- **Your objective**
Write out the listing below without alteration, omitting its pictures.
_____
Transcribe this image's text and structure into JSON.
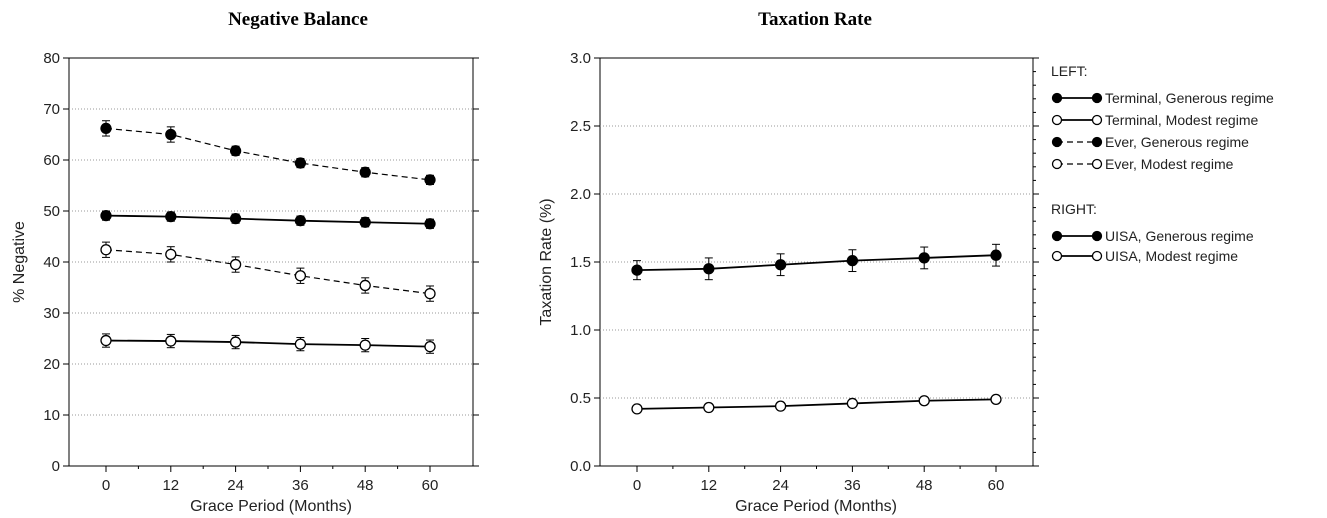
{
  "chart_data": [
    {
      "type": "line",
      "title": "Negative Balance",
      "xlabel": "Grace Period (Months)",
      "ylabel": "% Negative",
      "x": [
        0,
        12,
        24,
        36,
        48,
        60
      ],
      "xticks": [
        "0",
        "12",
        "24",
        "36",
        "48",
        "60"
      ],
      "ylim": [
        0,
        80
      ],
      "yticks": [
        "0",
        "10",
        "20",
        "30",
        "40",
        "50",
        "60",
        "70",
        "80"
      ],
      "grid": "horizontal dotted",
      "series": [
        {
          "name": "Terminal, Generous regime",
          "marker": "filled",
          "dash": "solid",
          "values": [
            49.1,
            48.9,
            48.5,
            48.1,
            47.8,
            47.5
          ],
          "err": [
            0.9,
            0.9,
            0.9,
            0.9,
            0.9,
            0.9
          ]
        },
        {
          "name": "Terminal, Modest regime",
          "marker": "open",
          "dash": "solid",
          "values": [
            24.6,
            24.5,
            24.3,
            23.9,
            23.7,
            23.4
          ],
          "err": [
            1.3,
            1.3,
            1.3,
            1.3,
            1.3,
            1.3
          ]
        },
        {
          "name": "Ever, Generous regime",
          "marker": "filled",
          "dash": "dashed",
          "values": [
            66.2,
            65.0,
            61.8,
            59.4,
            57.6,
            56.1
          ],
          "err": [
            1.5,
            1.5,
            0.9,
            0.9,
            0.9,
            0.9
          ]
        },
        {
          "name": "Ever, Modest regime",
          "marker": "open",
          "dash": "dashed",
          "values": [
            42.4,
            41.5,
            39.5,
            37.3,
            35.4,
            33.8
          ],
          "err": [
            1.5,
            1.5,
            1.5,
            1.5,
            1.5,
            1.5
          ]
        }
      ]
    },
    {
      "type": "line",
      "title": "Taxation Rate",
      "xlabel": "Grace Period (Months)",
      "ylabel": "Taxation Rate (%)",
      "x": [
        0,
        12,
        24,
        36,
        48,
        60
      ],
      "xticks": [
        "0",
        "12",
        "24",
        "36",
        "48",
        "60"
      ],
      "ylim": [
        0,
        3.0
      ],
      "yticks": [
        "0.0",
        "0.5",
        "1.0",
        "1.5",
        "2.0",
        "2.5",
        "3.0"
      ],
      "grid": "horizontal dotted",
      "series": [
        {
          "name": "UISA, Generous regime",
          "marker": "filled",
          "dash": "solid",
          "values": [
            1.44,
            1.45,
            1.48,
            1.51,
            1.53,
            1.55
          ],
          "err": [
            0.07,
            0.08,
            0.08,
            0.08,
            0.08,
            0.08
          ]
        },
        {
          "name": "UISA, Modest regime",
          "marker": "open",
          "dash": "solid",
          "values": [
            0.42,
            0.43,
            0.44,
            0.46,
            0.48,
            0.49
          ],
          "err": [
            0.02,
            0.02,
            0.02,
            0.02,
            0.02,
            0.02
          ]
        }
      ]
    }
  ],
  "legend": {
    "placement": "right",
    "groups": [
      {
        "heading": "LEFT:",
        "items": [
          {
            "label": "Terminal, Generous regime",
            "marker": "filled",
            "dash": "solid"
          },
          {
            "label": "Terminal, Modest regime",
            "marker": "open",
            "dash": "solid"
          },
          {
            "label": "Ever, Generous regime",
            "marker": "filled",
            "dash": "dashed"
          },
          {
            "label": "Ever, Modest regime",
            "marker": "open",
            "dash": "dashed"
          }
        ]
      },
      {
        "heading": "RIGHT:",
        "items": [
          {
            "label": "UISA, Generous regime",
            "marker": "filled",
            "dash": "solid"
          },
          {
            "label": "UISA, Modest regime",
            "marker": "open",
            "dash": "solid"
          }
        ]
      }
    ]
  }
}
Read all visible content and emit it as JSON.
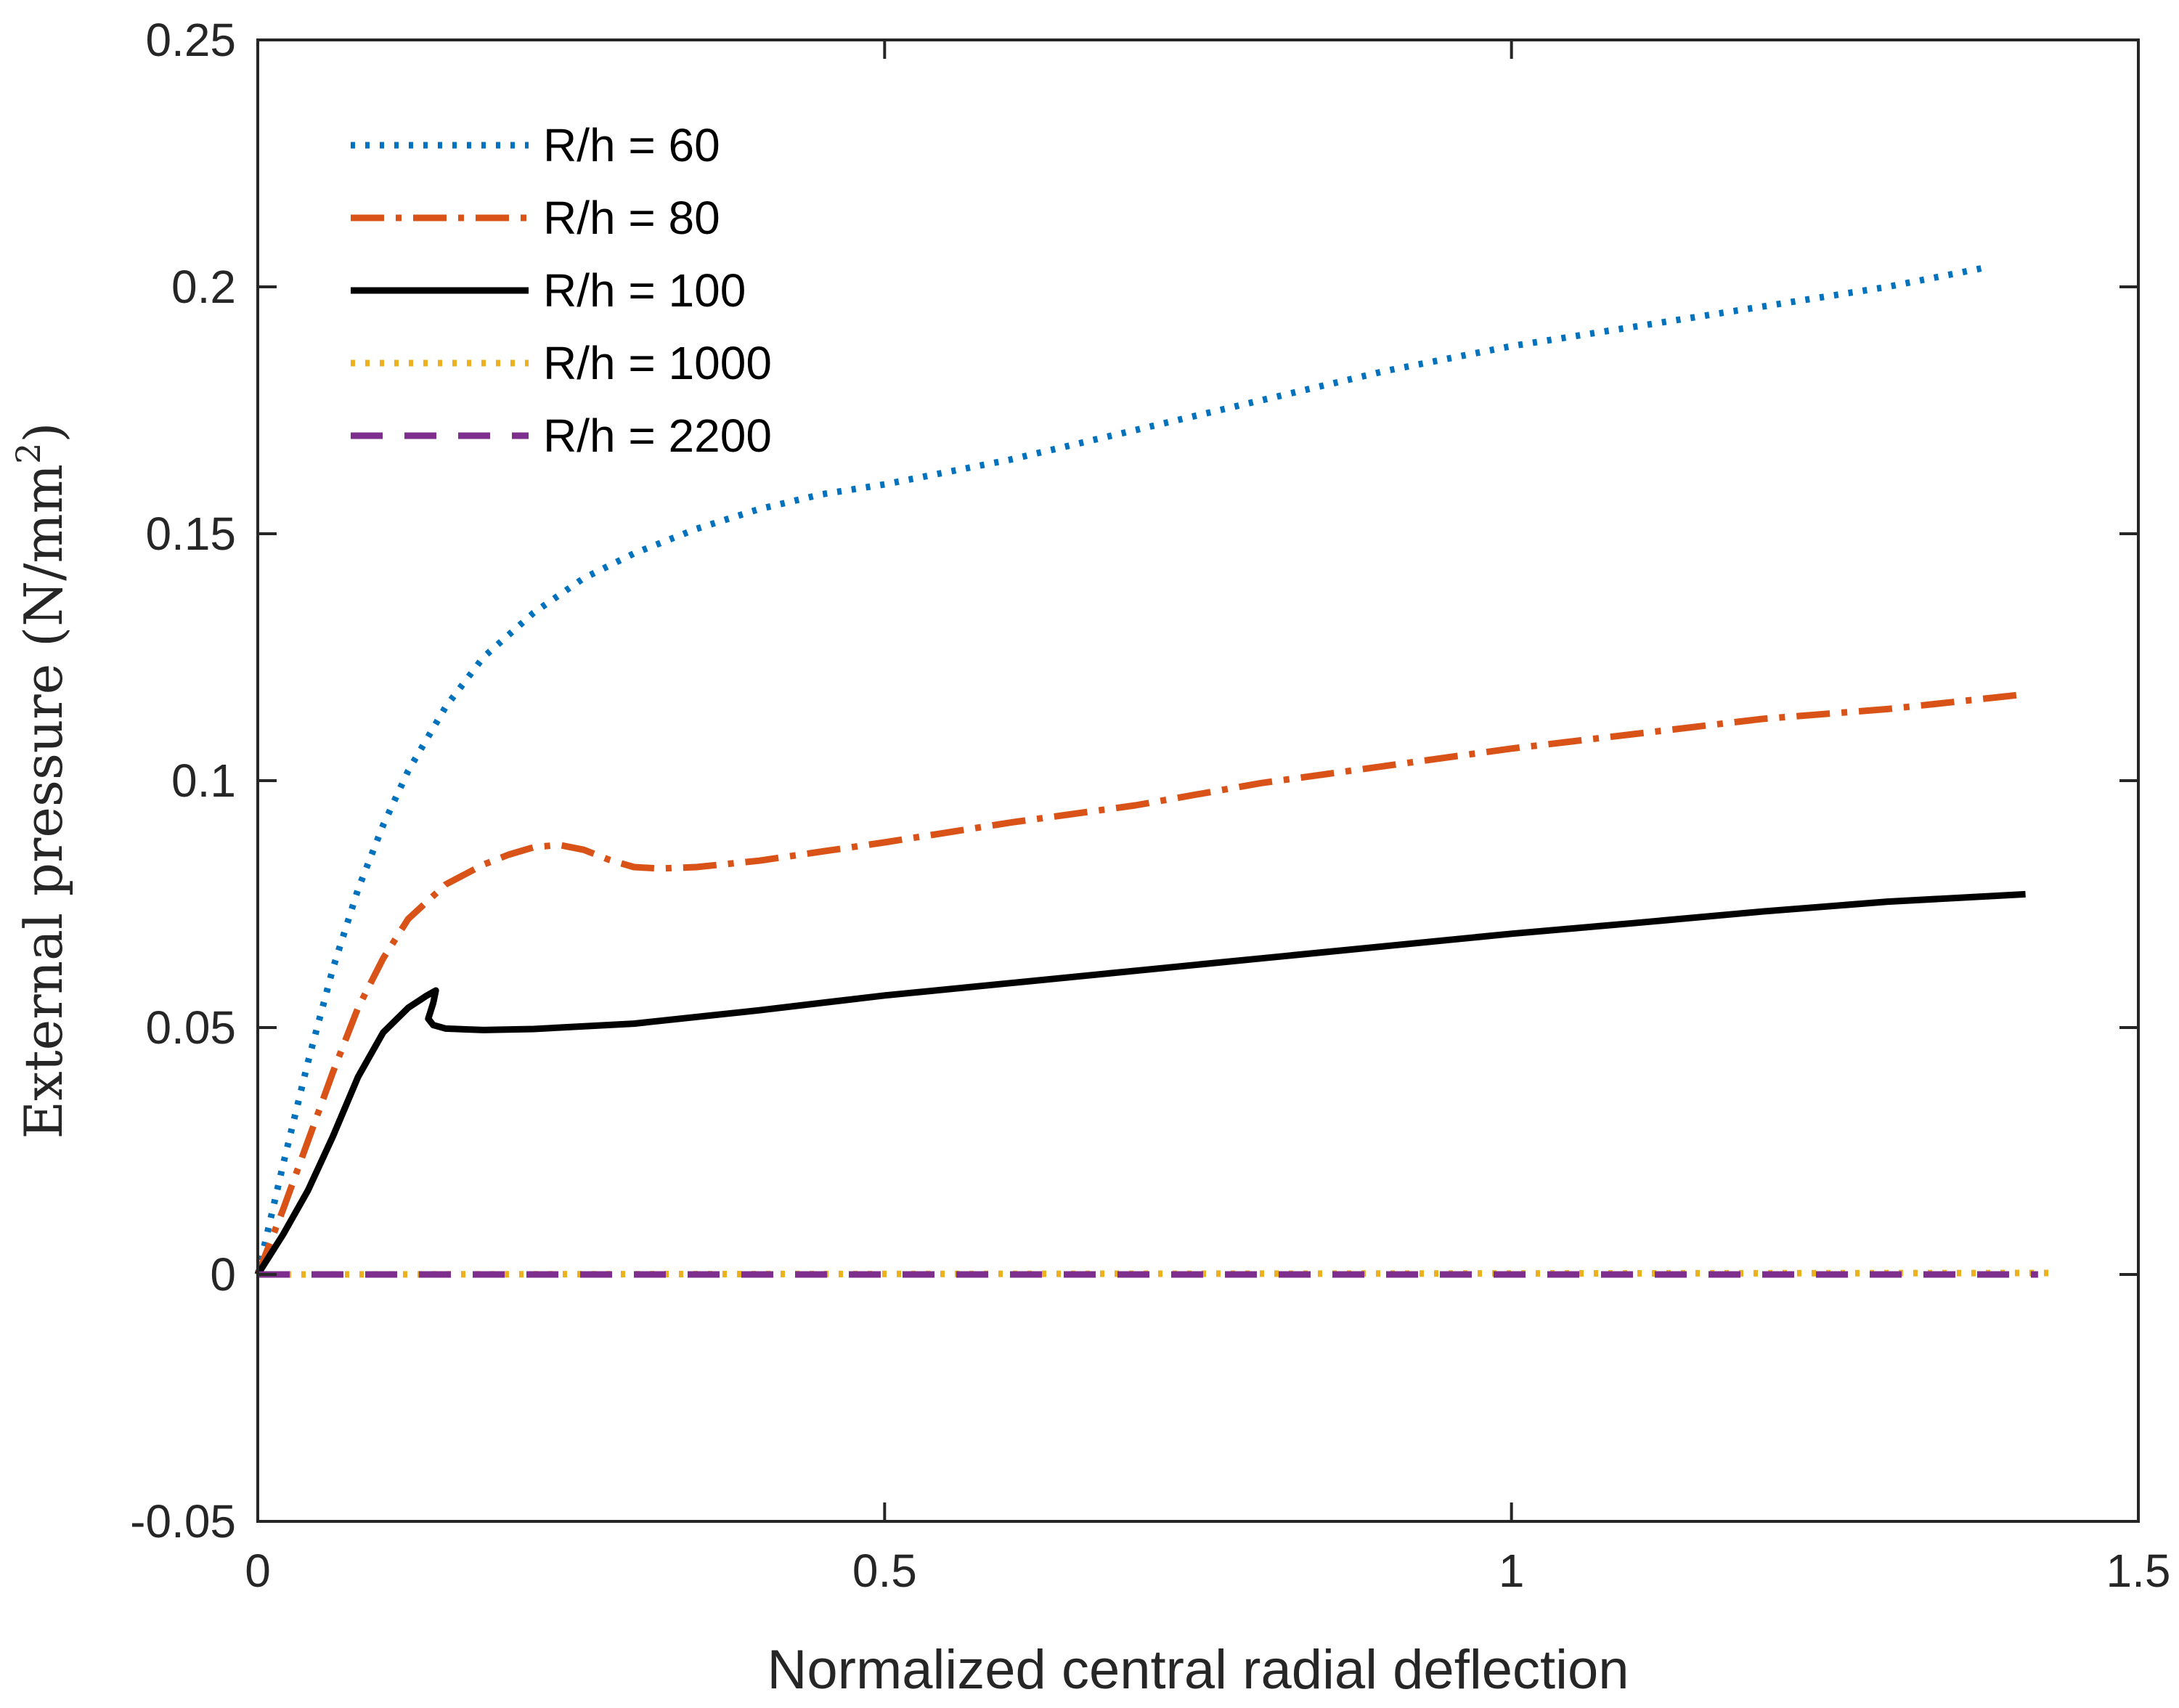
{
  "chart_data": {
    "type": "line",
    "title": "",
    "xlabel": "Normalized central radial deflection",
    "ylabel": "External pressure (N/mm",
    "ylabel_superscript": "2",
    "ylabel_close": ")",
    "xlim": [
      0,
      1.5
    ],
    "ylim": [
      -0.05,
      0.25
    ],
    "xticks": [
      0,
      0.5,
      1,
      1.5
    ],
    "xtick_labels": [
      "0",
      "0.5",
      "1",
      "1.5"
    ],
    "yticks": [
      -0.05,
      0,
      0.05,
      0.1,
      0.15,
      0.2,
      0.25
    ],
    "ytick_labels": [
      "-0.05",
      "0",
      "0.05",
      "0.1",
      "0.15",
      "0.2",
      "0.25"
    ],
    "grid": false,
    "legend_position": "top-left",
    "series": [
      {
        "name": "R/h = 60",
        "color": "#0072BD",
        "style": "dotted",
        "x": [
          0,
          0.02,
          0.04,
          0.06,
          0.08,
          0.1,
          0.12,
          0.15,
          0.18,
          0.22,
          0.26,
          0.3,
          0.35,
          0.4,
          0.45,
          0.5,
          0.6,
          0.7,
          0.8,
          0.9,
          1.0,
          1.1,
          1.2,
          1.3,
          1.38
        ],
        "y": [
          0,
          0.022,
          0.043,
          0.062,
          0.078,
          0.091,
          0.102,
          0.115,
          0.125,
          0.134,
          0.141,
          0.146,
          0.151,
          0.155,
          0.158,
          0.16,
          0.165,
          0.171,
          0.177,
          0.183,
          0.188,
          0.192,
          0.196,
          0.2,
          0.204
        ]
      },
      {
        "name": "R/h = 80",
        "color": "#D95319",
        "style": "dashdot",
        "x": [
          0,
          0.02,
          0.04,
          0.06,
          0.08,
          0.1,
          0.12,
          0.15,
          0.18,
          0.2,
          0.22,
          0.24,
          0.26,
          0.28,
          0.3,
          0.32,
          0.35,
          0.4,
          0.5,
          0.6,
          0.7,
          0.8,
          0.9,
          1.0,
          1.1,
          1.2,
          1.3,
          1.41
        ],
        "y": [
          0,
          0.013,
          0.027,
          0.041,
          0.054,
          0.064,
          0.072,
          0.079,
          0.083,
          0.085,
          0.0865,
          0.087,
          0.086,
          0.084,
          0.0825,
          0.0822,
          0.0825,
          0.0838,
          0.0875,
          0.0915,
          0.095,
          0.0995,
          0.103,
          0.1065,
          0.1095,
          0.1125,
          0.1145,
          0.1175
        ]
      },
      {
        "name": "R/h = 100",
        "color": "#000000",
        "style": "solid",
        "x": [
          0,
          0.02,
          0.04,
          0.06,
          0.08,
          0.1,
          0.12,
          0.135,
          0.142,
          0.14,
          0.136,
          0.14,
          0.15,
          0.18,
          0.22,
          0.3,
          0.4,
          0.5,
          0.6,
          0.7,
          0.8,
          0.9,
          1.0,
          1.1,
          1.2,
          1.3,
          1.41
        ],
        "y": [
          0,
          0.008,
          0.017,
          0.028,
          0.04,
          0.049,
          0.054,
          0.0565,
          0.0575,
          0.055,
          0.0518,
          0.0505,
          0.0498,
          0.0495,
          0.0497,
          0.0508,
          0.0535,
          0.0565,
          0.059,
          0.0615,
          0.064,
          0.0665,
          0.069,
          0.0712,
          0.0735,
          0.0755,
          0.077
        ]
      },
      {
        "name": "R/h = 1000",
        "color": "#EDB120",
        "style": "dotted",
        "x": [
          0,
          1.43
        ],
        "y": [
          0,
          0.0003
        ]
      },
      {
        "name": "R/h = 2200",
        "color": "#7E2F8E",
        "style": "dashed",
        "x": [
          0,
          1.42
        ],
        "y": [
          0,
          0
        ]
      }
    ]
  }
}
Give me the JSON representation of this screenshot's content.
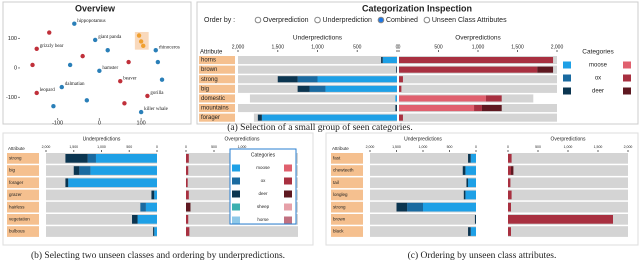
_____
- **Written solution**
Transcribe this image's text and structure into JSON.
{
  "chart_data": [
    {
      "type": "line",
      "title": "Negative Balance",
      "xlabel": "Grace Period (Months)",
      "ylabel": "% Negative",
      "x": [
        0,
        12,
        24,
        36,
        48,
        60
      ],
      "xticks": [
        "0",
        "12",
        "24",
        "36",
        "48",
        "60"
      ],
      "ylim": [
        0,
        80
      ],
      "yticks": [
        "0",
        "10",
        "20",
        "30",
        "40",
        "50",
        "60",
        "70",
        "80"
      ],
      "grid": "horizontal dotted",
      "series": [
        {
          "name": "Terminal, Generous regime",
          "marker": "filled",
          "dash": "solid",
          "values": [
            49.1,
            48.9,
            48.5,
            48.1,
            47.8,
            47.5
          ],
          "err": [
            0.9,
            0.9,
            0.9,
            0.9,
            0.9,
            0.9
          ]
        },
        {
          "name": "Terminal, Modest regime",
          "marker": "open",
          "dash": "solid",
          "values": [
            24.6,
            24.5,
            24.3,
            23.9,
            23.7,
            23.4
          ],
          "err": [
            1.3,
            1.3,
            1.3,
            1.3,
            1.3,
            1.3
          ]
        },
        {
          "name": "Ever, Generous regime",
          "marker": "filled",
          "dash": "dashed",
          "values": [
            66.2,
            65.0,
            61.8,
            59.4,
            57.6,
            56.1
          ],
          "err": [
            1.5,
            1.5,
            0.9,
            0.9,
            0.9,
            0.9
          ]
        },
        {
          "name": "Ever, Modest regime",
          "marker": "open",
          "dash": "dashed",
          "values": [
            42.4,
            41.5,
            39.5,
            37.3,
            35.4,
            33.8
          ],
          "err": [
            1.5,
            1.5,
            1.5,
            1.5,
            1.5,
            1.5
          ]
        }
      ]
    },
    {
      "type": "line",
      "title": "Taxation Rate",
      "xlabel": "Grace Period (Months)",
      "ylabel": "Taxation Rate (%)",
      "x": [
        0,
        12,
        24,
        36,
        48,
        60
      ],
      "xticks": [
        "0",
        "12",
        "24",
        "36",
        "48",
        "60"
      ],
      "ylim": [
        0,
        3.0
      ],
      "yticks": [
        "0.0",
        "0.5",
        "1.0",
        "1.5",
        "2.0",
        "2.5",
        "3.0"
      ],
      "grid": "horizontal dotted",
      "series": [
        {
          "name": "UISA, Generous regime",
          "marker": "filled",
          "dash": "solid",
          "values": [
            1.44,
            1.45,
            1.48,
            1.51,
            1.53,
            1.55
          ],
          "err": [
            0.07,
            0.08,
            0.08,
            0.08,
            0.08,
            0.08
          ]
        },
        {
          "name": "UISA, Modest regime",
          "marker": "open",
          "dash": "solid",
          "values": [
            0.42,
            0.43,
            0.44,
            0.46,
            0.48,
            0.49
          ],
          "err": [
            0.02,
            0.02,
            0.02,
            0.02,
            0.02,
            0.02
          ]
        }
      ]
    }
  ],
  "legend": {
    "placement": "right",
    "groups": [
      {
        "heading": "LEFT:",
        "items": [
          {
            "label": "Terminal, Generous regime",
            "marker": "filled",
            "dash": "solid"
          },
          {
            "label": "Terminal, Modest regime",
            "marker": "open",
            "dash": "solid"
          },
          {
            "label": "Ever, Generous regime",
            "marker": "filled",
            "dash": "dashed"
          },
          {
            "label": "Ever, Modest regime",
            "marker": "open",
            "dash": "dashed"
          }
        ]
      },
      {
        "heading": "RIGHT:",
        "items": [
          {
            "label": "UISA, Generous regime",
            "marker": "filled",
            "dash": "solid"
          },
          {
            "label": "UISA, Modest regime",
            "marker": "open",
            "dash": "solid"
          }
        ]
      }
    ]
  }
}
Read all visible content and emit it as JSON.
{
  "chart_data": {
    "type": "line",
    "title": "",
    "xlabel": "Normalized central radial deflection",
    "ylabel": "External pressure (N/mm",
    "ylabel_superscript": "2",
    "ylabel_close": ")",
    "xlim": [
      0,
      1.5
    ],
    "ylim": [
      -0.05,
      0.25
    ],
    "xticks": [
      0,
      0.5,
      1,
      1.5
    ],
    "xtick_labels": [
      "0",
      "0.5",
      "1",
      "1.5"
    ],
    "yticks": [
      -0.05,
      0,
      0.05,
      0.1,
      0.15,
      0.2,
      0.25
    ],
    "ytick_labels": [
      "-0.05",
      "0",
      "0.05",
      "0.1",
      "0.15",
      "0.2",
      "0.25"
    ],
    "grid": false,
    "legend_position": "top-left",
    "series": [
      {
        "name": "R/h = 60",
        "color": "#0072BD",
        "style": "dotted",
        "x": [
          0,
          0.02,
          0.04,
          0.06,
          0.08,
          0.1,
          0.12,
          0.15,
          0.18,
          0.22,
          0.26,
          0.3,
          0.35,
          0.4,
          0.45,
          0.5,
          0.6,
          0.7,
          0.8,
          0.9,
          1.0,
          1.1,
          1.2,
          1.3,
          1.38
        ],
        "y": [
          0,
          0.022,
          0.043,
          0.062,
          0.078,
          0.091,
          0.102,
          0.115,
          0.125,
          0.134,
          0.141,
          0.146,
          0.151,
          0.155,
          0.158,
          0.16,
          0.165,
          0.171,
          0.177,
          0.183,
          0.188,
          0.192,
          0.196,
          0.2,
          0.204
        ]
      },
      {
        "name": "R/h = 80",
        "color": "#D95319",
        "style": "dashdot",
        "x": [
          0,
          0.02,
          0.04,
          0.06,
          0.08,
          0.1,
          0.12,
          0.15,
          0.18,
          0.2,
          0.22,
          0.24,
          0.26,
          0.28,
          0.3,
          0.32,
          0.35,
          0.4,
          0.5,
          0.6,
          0.7,
          0.8,
          0.9,
          1.0,
          1.1,
          1.2,
          1.3,
          1.41
        ],
        "y": [
          0,
          0.013,
          0.027,
          0.041,
          0.054,
          0.064,
          0.072,
          0.079,
          0.083,
          0.085,
          0.0865,
          0.087,
          0.086,
          0.084,
          0.0825,
          0.0822,
          0.0825,
          0.0838,
          0.0875,
          0.0915,
          0.095,
          0.0995,
          0.103,
          0.1065,
          0.1095,
          0.1125,
          0.1145,
          0.1175
        ]
      },
      {
        "name": "R/h = 100",
        "color": "#000000",
        "style": "solid",
        "x": [
          0,
          0.02,
          0.04,
          0.06,
          0.08,
          0.1,
          0.12,
          0.135,
          0.142,
          0.14,
          0.136,
          0.14,
          0.15,
          0.18,
          0.22,
          0.3,
          0.4,
          0.5,
          0.6,
          0.7,
          0.8,
          0.9,
          1.0,
          1.1,
          1.2,
          1.3,
          1.41
        ],
        "y": [
          0,
          0.008,
          0.017,
          0.028,
          0.04,
          0.049,
          0.054,
          0.0565,
          0.0575,
          0.055,
          0.0518,
          0.0505,
          0.0498,
          0.0495,
          0.0497,
          0.0508,
          0.0535,
          0.0565,
          0.059,
          0.0615,
          0.064,
          0.0665,
          0.069,
          0.0712,
          0.0735,
          0.0755,
          0.077
        ]
      },
      {
        "name": "R/h = 1000",
        "color": "#EDB120",
        "style": "dotted",
        "x": [
          0,
          1.43
        ],
        "y": [
          0,
          0.0003
        ]
      },
      {
        "name": "R/h = 2200",
        "color": "#7E2F8E",
        "style": "dashed",
        "x": [
          0,
          1.42
        ],
        "y": [
          0,
          0
        ]
      }
    ]
  }
}
Give me the JSON representation of this screenshot's content.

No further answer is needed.